⟨
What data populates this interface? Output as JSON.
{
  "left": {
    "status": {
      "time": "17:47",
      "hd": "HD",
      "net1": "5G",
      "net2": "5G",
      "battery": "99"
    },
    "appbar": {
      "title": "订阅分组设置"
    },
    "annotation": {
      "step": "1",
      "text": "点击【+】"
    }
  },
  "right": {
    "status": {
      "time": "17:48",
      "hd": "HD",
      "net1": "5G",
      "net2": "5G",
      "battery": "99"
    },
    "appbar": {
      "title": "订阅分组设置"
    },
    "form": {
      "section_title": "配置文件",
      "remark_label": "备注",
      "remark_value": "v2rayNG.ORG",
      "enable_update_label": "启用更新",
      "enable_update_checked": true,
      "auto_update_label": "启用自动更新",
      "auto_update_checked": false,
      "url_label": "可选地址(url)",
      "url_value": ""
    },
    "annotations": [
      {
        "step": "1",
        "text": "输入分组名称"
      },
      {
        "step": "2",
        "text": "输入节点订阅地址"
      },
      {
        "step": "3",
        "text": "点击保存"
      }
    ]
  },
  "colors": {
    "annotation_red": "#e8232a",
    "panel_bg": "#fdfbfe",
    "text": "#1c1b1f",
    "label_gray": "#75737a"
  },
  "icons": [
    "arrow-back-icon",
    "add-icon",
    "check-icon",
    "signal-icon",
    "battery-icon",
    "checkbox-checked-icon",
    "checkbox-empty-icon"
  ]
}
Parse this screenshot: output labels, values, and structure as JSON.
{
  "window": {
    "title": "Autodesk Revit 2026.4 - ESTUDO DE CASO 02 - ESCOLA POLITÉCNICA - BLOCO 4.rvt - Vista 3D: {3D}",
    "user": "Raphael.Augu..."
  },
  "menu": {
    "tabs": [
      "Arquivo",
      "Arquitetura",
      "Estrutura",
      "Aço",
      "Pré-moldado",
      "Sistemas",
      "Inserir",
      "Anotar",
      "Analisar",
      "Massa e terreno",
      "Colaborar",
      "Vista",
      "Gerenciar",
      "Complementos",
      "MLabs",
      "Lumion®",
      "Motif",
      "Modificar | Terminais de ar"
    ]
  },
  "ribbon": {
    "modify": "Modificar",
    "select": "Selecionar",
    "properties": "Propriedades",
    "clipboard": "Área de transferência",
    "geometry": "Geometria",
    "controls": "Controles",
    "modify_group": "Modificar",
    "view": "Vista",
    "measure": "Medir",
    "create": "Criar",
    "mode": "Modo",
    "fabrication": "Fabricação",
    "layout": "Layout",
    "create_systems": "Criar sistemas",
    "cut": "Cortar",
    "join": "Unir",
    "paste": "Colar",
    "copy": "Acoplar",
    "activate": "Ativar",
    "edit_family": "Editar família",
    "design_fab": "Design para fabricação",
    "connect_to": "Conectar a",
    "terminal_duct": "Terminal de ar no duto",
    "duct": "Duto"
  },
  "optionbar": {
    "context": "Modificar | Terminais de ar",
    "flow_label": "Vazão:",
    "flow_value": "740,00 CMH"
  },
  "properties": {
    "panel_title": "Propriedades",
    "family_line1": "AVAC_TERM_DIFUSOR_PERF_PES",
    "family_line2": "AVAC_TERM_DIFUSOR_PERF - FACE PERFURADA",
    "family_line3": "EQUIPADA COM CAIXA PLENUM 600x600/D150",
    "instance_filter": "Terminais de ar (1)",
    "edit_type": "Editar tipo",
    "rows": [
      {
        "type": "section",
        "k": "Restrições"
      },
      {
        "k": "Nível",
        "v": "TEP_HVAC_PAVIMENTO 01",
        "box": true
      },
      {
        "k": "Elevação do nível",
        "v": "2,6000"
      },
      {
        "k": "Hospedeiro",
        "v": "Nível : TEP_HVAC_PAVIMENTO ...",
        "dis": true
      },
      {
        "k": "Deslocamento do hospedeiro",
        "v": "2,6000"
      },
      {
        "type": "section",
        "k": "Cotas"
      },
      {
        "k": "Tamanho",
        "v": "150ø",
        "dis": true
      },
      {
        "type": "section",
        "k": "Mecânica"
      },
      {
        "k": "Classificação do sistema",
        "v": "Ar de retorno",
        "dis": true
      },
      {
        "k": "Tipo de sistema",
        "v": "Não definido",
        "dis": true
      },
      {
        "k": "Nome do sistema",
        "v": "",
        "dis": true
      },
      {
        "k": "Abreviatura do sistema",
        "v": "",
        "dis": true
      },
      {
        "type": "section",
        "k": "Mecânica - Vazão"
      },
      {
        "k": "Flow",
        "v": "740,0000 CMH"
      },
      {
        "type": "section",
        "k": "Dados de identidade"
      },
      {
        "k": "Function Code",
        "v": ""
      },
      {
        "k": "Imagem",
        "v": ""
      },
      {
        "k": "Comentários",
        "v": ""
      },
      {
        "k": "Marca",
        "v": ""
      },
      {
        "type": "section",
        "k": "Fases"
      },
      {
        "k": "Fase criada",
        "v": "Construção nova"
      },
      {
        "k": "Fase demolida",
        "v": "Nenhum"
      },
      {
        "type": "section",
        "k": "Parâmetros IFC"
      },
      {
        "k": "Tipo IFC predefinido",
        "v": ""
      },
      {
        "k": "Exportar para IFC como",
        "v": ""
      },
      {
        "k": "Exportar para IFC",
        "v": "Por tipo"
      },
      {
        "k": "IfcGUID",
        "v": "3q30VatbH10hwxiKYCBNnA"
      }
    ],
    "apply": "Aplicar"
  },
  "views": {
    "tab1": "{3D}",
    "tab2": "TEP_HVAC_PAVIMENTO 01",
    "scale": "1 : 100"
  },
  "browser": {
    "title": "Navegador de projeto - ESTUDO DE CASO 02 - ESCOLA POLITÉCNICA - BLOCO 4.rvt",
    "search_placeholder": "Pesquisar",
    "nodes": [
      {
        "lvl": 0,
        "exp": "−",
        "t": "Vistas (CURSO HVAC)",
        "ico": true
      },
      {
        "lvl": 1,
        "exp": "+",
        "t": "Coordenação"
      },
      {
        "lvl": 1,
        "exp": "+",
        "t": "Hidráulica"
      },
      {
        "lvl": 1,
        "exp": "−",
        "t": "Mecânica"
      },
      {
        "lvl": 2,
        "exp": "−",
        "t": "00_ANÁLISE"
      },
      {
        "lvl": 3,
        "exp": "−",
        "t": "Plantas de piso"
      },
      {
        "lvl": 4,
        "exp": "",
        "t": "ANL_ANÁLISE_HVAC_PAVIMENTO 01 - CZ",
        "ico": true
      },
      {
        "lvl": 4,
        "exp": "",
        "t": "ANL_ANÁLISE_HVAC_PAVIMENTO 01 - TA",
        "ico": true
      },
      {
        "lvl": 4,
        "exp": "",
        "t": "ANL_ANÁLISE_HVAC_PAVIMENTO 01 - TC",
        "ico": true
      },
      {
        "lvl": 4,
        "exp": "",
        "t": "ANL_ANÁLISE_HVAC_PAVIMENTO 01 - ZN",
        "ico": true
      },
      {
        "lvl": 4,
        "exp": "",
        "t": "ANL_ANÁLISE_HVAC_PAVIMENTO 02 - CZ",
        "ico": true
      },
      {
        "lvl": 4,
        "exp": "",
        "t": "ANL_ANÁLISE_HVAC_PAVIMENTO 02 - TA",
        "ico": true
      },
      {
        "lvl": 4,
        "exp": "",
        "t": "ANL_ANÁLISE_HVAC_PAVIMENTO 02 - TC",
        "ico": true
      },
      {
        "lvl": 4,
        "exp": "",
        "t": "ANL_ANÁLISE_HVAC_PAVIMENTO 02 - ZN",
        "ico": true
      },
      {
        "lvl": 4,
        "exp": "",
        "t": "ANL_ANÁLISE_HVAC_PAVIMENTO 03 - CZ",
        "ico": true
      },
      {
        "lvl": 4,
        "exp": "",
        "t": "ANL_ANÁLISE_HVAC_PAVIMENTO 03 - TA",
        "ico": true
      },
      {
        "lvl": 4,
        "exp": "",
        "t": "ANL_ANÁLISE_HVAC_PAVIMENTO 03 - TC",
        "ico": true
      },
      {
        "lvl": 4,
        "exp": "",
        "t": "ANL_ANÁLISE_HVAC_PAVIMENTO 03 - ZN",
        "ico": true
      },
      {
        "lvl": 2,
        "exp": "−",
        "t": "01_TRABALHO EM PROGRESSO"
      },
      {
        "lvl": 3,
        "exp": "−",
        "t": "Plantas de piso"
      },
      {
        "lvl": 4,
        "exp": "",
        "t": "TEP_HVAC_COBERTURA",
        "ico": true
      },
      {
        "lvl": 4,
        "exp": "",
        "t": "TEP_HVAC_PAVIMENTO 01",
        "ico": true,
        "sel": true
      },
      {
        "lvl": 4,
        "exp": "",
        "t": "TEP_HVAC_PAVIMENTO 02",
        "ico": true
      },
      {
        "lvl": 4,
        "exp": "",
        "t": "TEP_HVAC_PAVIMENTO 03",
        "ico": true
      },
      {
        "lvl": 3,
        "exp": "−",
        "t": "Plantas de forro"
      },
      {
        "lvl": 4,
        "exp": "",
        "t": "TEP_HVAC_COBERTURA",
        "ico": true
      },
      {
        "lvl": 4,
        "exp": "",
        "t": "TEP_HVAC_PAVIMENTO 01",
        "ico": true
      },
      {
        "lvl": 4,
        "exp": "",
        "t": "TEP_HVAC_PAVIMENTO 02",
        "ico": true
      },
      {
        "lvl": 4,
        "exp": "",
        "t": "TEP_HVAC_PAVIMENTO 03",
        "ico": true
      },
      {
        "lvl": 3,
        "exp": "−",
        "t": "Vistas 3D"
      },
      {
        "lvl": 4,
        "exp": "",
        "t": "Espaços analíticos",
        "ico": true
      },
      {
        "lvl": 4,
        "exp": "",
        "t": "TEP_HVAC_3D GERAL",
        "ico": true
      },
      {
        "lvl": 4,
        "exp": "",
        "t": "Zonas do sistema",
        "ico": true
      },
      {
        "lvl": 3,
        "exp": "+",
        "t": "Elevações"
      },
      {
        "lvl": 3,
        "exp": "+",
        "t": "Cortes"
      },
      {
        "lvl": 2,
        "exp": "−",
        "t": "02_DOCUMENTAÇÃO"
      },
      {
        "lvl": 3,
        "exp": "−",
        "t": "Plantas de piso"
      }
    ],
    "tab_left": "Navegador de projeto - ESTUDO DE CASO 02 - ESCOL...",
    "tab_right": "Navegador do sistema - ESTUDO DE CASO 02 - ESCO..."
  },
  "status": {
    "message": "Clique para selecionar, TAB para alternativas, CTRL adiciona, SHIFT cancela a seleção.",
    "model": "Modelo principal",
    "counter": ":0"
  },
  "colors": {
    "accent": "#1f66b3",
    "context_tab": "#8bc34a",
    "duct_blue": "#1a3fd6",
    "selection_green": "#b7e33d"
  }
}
⟩
→ **CHALLENGE**
Extract all lines from the material above that include the word "properties".

→ **FINISHED ANSWER**
    "properties": "Propriedades",
  "properties": {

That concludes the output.